→ Task description: Leave out the pictures and copy everything else below exactly.

# Exercise materials start

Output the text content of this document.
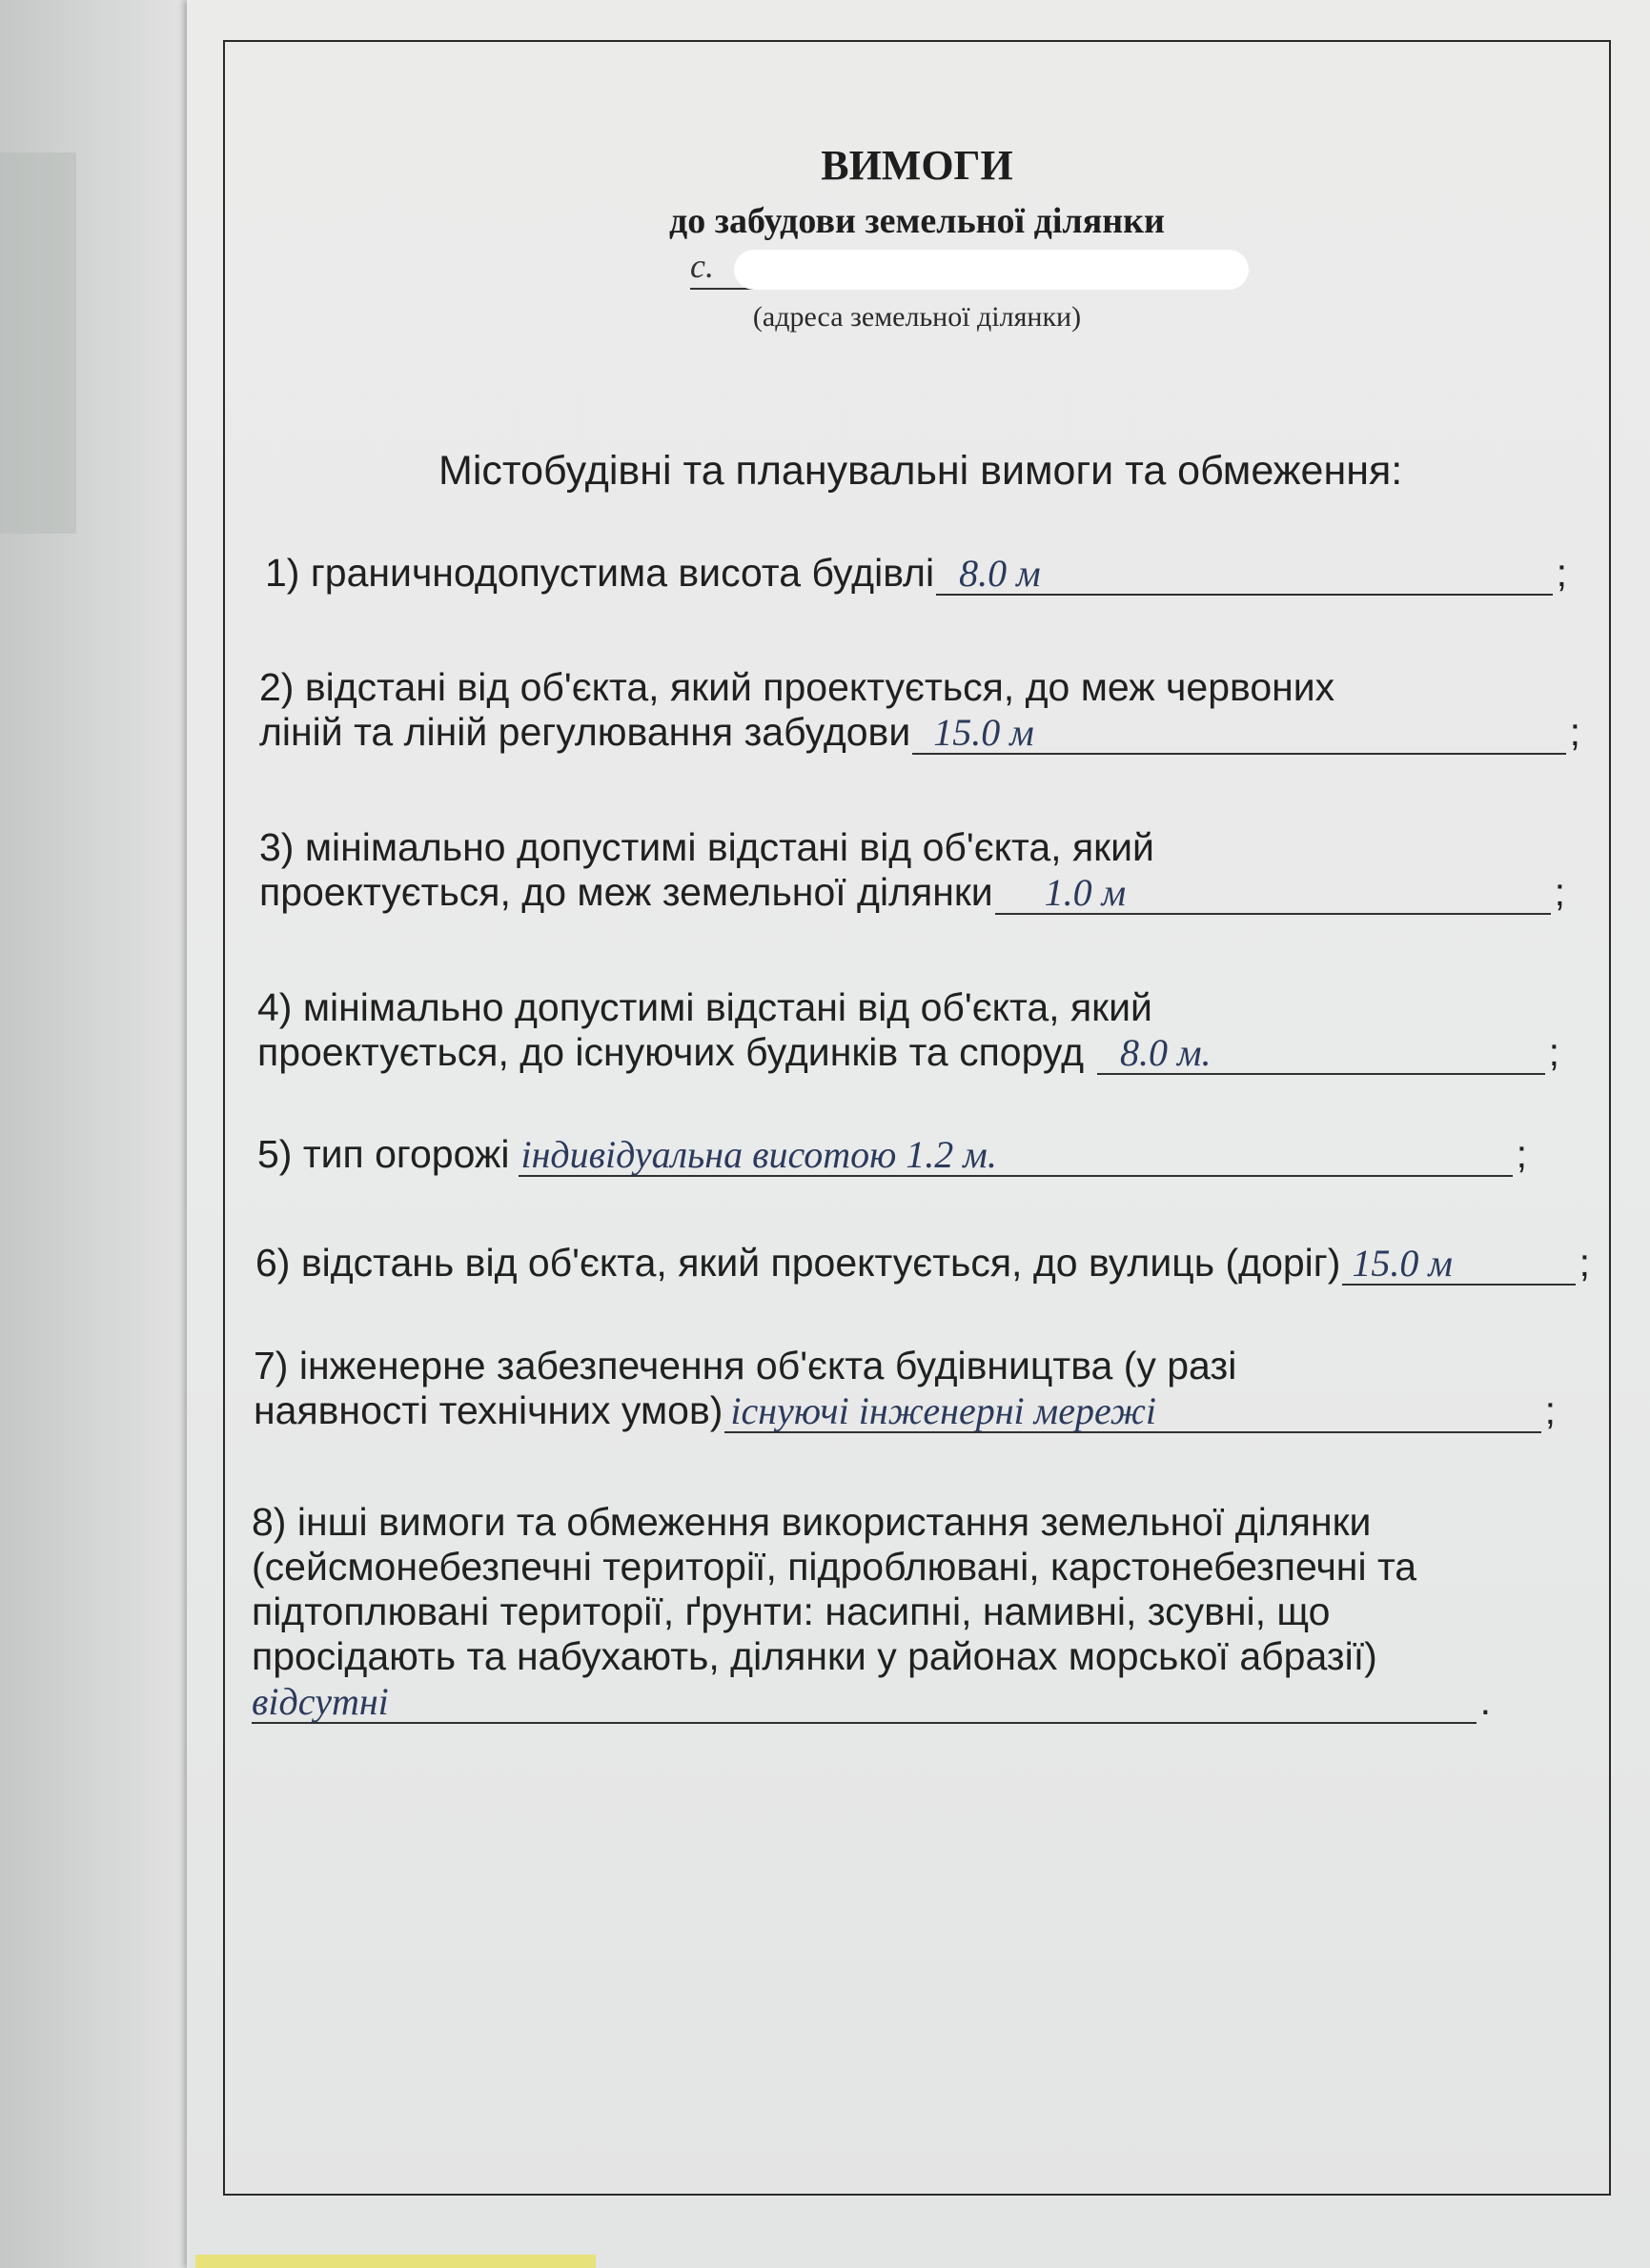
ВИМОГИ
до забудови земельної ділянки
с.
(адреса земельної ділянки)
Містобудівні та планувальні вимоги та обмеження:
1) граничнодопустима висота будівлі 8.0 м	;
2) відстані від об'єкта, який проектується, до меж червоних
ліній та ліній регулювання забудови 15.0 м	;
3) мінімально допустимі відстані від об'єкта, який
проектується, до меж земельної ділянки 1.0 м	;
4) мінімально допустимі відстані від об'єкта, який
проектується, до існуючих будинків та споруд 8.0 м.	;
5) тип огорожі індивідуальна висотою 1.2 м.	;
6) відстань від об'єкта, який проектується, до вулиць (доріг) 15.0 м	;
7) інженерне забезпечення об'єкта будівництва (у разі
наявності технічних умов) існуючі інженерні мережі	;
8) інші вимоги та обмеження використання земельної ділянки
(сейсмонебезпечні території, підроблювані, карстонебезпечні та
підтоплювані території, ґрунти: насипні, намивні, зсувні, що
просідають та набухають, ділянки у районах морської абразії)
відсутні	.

# Exercise materials end

→ Response for this exercise:
Output the text content of this document.
ВИМОГИ
до забудови земельної ділянки
с.
(адреса земельної ділянки)
Містобудівні та планувальні вимоги та обмеження:
1) граничнодопустима висота будівлі 8.0 м	;
2) відстані від об'єкта, який проектується, до меж червоних
ліній та ліній регулювання забудови 15.0 м	;
3) мінімально допустимі відстані від об'єкта, який
проектується, до меж земельної ділянки 1.0 м	;
4) мінімально допустимі відстані від об'єкта, який
проектується, до існуючих будинків та споруд 8.0 м.	;
5) тип огорожі індивідуальна висотою 1.2 м.	;
6) відстань від об'єкта, який проектується, до вулиць (доріг) 15.0 м	;
7) інженерне забезпечення об'єкта будівництва (у разі
наявності технічних умов) існуючі інженерні мережі	;
8) інші вимоги та обмеження використання земельної ділянки
(сейсмонебезпечні території, підроблювані, карстонебезпечні та
підтоплювані території, ґрунти: насипні, намивні, зсувні, що
просідають та набухають, ділянки у районах морської абразії)
відсутні	.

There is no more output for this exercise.